Repeat each line word for word.

Records for this task:
* Start *
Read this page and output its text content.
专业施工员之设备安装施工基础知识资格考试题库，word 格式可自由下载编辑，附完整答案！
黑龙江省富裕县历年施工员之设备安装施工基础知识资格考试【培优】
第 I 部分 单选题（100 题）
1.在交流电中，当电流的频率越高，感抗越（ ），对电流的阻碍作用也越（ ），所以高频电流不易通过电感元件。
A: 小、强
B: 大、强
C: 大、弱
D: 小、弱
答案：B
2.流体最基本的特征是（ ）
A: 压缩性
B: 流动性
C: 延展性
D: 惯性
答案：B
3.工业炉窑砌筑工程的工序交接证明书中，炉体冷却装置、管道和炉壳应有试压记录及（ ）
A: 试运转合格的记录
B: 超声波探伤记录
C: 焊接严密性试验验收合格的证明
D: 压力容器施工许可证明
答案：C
* End *
Exercise answer:
Read this page and output its text content.
专业施工员之设备安装施工基础知识资格考试题库，word 格式可自由下载编辑，附完整答案！
黑龙江省富裕县历年施工员之设备安装施工基础知识资格考试【培优】
第 I 部分 单选题（100 题）
1.在交流电中，当电流的频率越高，感抗越（ ），对电流的阻碍作用也越（ ），所以高频电流不易通过电感元件。
A: 小、强
B: 大、强
C: 大、弱
D: 小、弱
答案：B
2.流体最基本的特征是（ ）
A: 压缩性
B: 流动性
C: 延展性
D: 惯性
答案：B
3.工业炉窑砌筑工程的工序交接证明书中，炉体冷却装置、管道和炉壳应有试压记录及（ ）
A: 试运转合格的记录
B: 超声波探伤记录
C: 焊接严密性试验验收合格的证明
D: 压力容器施工许可证明
答案：C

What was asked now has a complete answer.